7.16 Age Composition Option

The age composition section begins by reading the number of age bins. If the value 0 is entered for the number of age bins, then skips reading the bin structure and all reading of other age composition data inputs.

7.16.1 Age Composition Bins

If a positive number of age bins is read, then reads the bin definition next.

The bins are in terms of observed age (here age) and entered as the lower edge of each bin. Each ageing imprecision definition is used to create a matrix that translates true age structure into age structure. The first and last age’ bins work as accumulators. So in the example any age 0 fish that are caught would be assigned to the age = 1 bin.

7.16.2 Ageing Error

Here, the capability to create a distribution of age (e.g., age with possible bias and imprecision) from true age is created. One or many ageing error definitions can be created. For each, the model will expect an input vector of mean age and a vector of standard deviations associated with the mean age.

In principle, one could have year or laboratory specific matrices for ageing error. For each matrix, enter a vector with mean age for each true age; if there is no ageing bias, then set age equal to true age + 0.5. Alternatively, -1 value for mean age means to set it equal to true age plus 0.5. The addition of +0.5 is needed so that fish will get assigned to the intended integer age. The length of the input vector is equal to the population maximum age plus one (0-max age), with the first entry being for age 0 fish and the last for fish of population maximum age even if the maximum age bin for the data is lower than the population maximum age. The following line is a a vector with the standard deviation of age for each true age with a normal distribution assumption.

The model is able to create one ageing error matrix from parameters, rather than from an input vector. The range of conditions in which this new feature will perform well has not been evaluated, so it should be considered as a preliminary implementation and subject to modification. To invoke this option, for the selected ageing error vector, set the standard deviation of ageing error to a negative value for age 0. This will cause creation of an ageing error matrix from parameters and any age or size-at-age data that specify use of this age error pattern will use this matrix. Then in the control file, add a full parameter line below the cohort growth deviation parameter (or the movement parameter lines if used) in the mortality growth parameter section. These parameters are described in the control file section of this manual.

Code for ageing error calculation can be found in SS_miscfxn.tpl, search for function “get_age_age” or “SS_Label_Function 45.”

THINGS TO DO
A. Starting with the first line of the rows and going on through the line that contains "47, 161, 60]", rewrite those rows as a Markdown table with the columns No. and Row Text, numbering each line and leaving out any blank lines.
B. Extend the manual section on age composition and ageing error past its final sentence.

DATASET EXTRACT
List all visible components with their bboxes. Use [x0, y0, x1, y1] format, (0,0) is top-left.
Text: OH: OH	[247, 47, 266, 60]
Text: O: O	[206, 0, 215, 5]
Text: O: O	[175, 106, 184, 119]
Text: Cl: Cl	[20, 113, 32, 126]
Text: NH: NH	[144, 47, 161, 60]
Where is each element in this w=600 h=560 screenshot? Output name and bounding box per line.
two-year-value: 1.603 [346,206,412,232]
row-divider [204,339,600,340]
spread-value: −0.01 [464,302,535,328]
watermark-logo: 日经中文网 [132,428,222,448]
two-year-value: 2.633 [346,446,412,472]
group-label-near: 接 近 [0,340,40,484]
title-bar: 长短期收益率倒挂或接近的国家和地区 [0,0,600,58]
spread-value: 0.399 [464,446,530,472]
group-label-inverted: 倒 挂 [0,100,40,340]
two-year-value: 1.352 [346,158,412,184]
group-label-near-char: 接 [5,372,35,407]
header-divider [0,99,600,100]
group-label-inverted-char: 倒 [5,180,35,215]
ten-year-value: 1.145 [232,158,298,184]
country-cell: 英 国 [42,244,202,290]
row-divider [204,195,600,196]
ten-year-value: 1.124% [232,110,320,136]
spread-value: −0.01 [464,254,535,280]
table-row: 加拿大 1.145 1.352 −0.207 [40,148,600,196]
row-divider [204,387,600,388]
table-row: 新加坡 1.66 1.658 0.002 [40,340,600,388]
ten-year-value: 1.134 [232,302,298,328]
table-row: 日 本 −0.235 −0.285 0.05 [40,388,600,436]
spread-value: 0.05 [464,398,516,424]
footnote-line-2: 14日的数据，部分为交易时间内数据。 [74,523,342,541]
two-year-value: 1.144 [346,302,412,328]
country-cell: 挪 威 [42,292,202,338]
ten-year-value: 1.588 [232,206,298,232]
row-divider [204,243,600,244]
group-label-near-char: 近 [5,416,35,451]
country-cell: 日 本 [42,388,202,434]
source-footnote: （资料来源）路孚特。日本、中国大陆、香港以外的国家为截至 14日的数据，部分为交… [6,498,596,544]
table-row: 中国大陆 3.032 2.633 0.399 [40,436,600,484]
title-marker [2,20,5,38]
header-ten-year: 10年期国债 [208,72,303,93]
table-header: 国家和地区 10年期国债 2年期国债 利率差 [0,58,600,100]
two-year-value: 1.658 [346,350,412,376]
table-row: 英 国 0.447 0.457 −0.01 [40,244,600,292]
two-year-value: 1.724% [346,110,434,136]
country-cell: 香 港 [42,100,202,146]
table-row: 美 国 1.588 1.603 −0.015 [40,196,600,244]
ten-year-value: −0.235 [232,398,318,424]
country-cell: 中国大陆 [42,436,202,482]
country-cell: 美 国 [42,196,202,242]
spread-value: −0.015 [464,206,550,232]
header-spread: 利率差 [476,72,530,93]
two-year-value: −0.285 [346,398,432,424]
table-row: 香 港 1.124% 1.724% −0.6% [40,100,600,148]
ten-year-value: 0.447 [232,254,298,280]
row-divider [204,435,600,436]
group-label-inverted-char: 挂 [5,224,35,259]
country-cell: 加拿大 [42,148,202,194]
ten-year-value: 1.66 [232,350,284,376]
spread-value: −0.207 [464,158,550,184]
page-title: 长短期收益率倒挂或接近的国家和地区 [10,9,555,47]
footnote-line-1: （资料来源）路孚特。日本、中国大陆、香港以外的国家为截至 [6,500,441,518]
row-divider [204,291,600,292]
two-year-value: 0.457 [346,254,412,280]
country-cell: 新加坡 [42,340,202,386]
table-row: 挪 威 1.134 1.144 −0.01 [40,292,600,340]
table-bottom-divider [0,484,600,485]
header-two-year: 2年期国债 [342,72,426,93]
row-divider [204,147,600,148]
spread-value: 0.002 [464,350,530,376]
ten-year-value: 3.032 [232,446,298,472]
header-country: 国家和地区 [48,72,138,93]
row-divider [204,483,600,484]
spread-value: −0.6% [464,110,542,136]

RESULTS OF THE TASKS
A.
| No. | Row Text |
|---|---|
| 1 | List all visible components with their bboxes. Use [x0, y0, x1, y1] format, (0,0) is top-left. |
| 2 | Text: OH: OH	[247, 47, 266, 60] |
| 3 | Text: O: O	[206, 0, 215, 5] |
| 4 | Text: O: O	[175, 106, 184, 119] |
| 5 | Text: Cl: Cl	[20, 113, 32, 126] |
| 6 | Text: NH: NH	[144, 47, 161, 60] |

B.
7.16.3 Age Composition Specification

If age data are included in the model, the following set-up is required, similar to the length data section. See Length Composition Data Structure for details on each of these inputs.

Syntax for Sex, Partition, and data vector are same as for length. The data vector has female values then male values, just as for the length composition data.

7.16.3.1 Age Error

Age error (Age Err) identifies which ageing error matrix to use to generate expected value for this observation.

7.16.3.2 Lbin Low and Lbin High

Lbin lo and Lbin hi are the range of length bins that this age composition observation refers to. Normally these are entered with a value of -1 and -1 to select the full size range. Whether these are entered as population bin number, length data bin number, or actual length is controlled by the value of the length bin range method above.

• Entering value of 0 or -1 for Lbin lo converts Lbin lo to 1;

• Entering value of 0 or -1 for Lbin hi converts Lbin hi to Maxbin;

• It is strongly advised to use the -1 codes to select the full size range. If you use explicit values, then the model could unintentionally exclude information from some size range if the population bin structure is changed.

• In reporting to the comp_report.sso, the reported Lbin_lo and Lbin_hi values are always converted to actual length.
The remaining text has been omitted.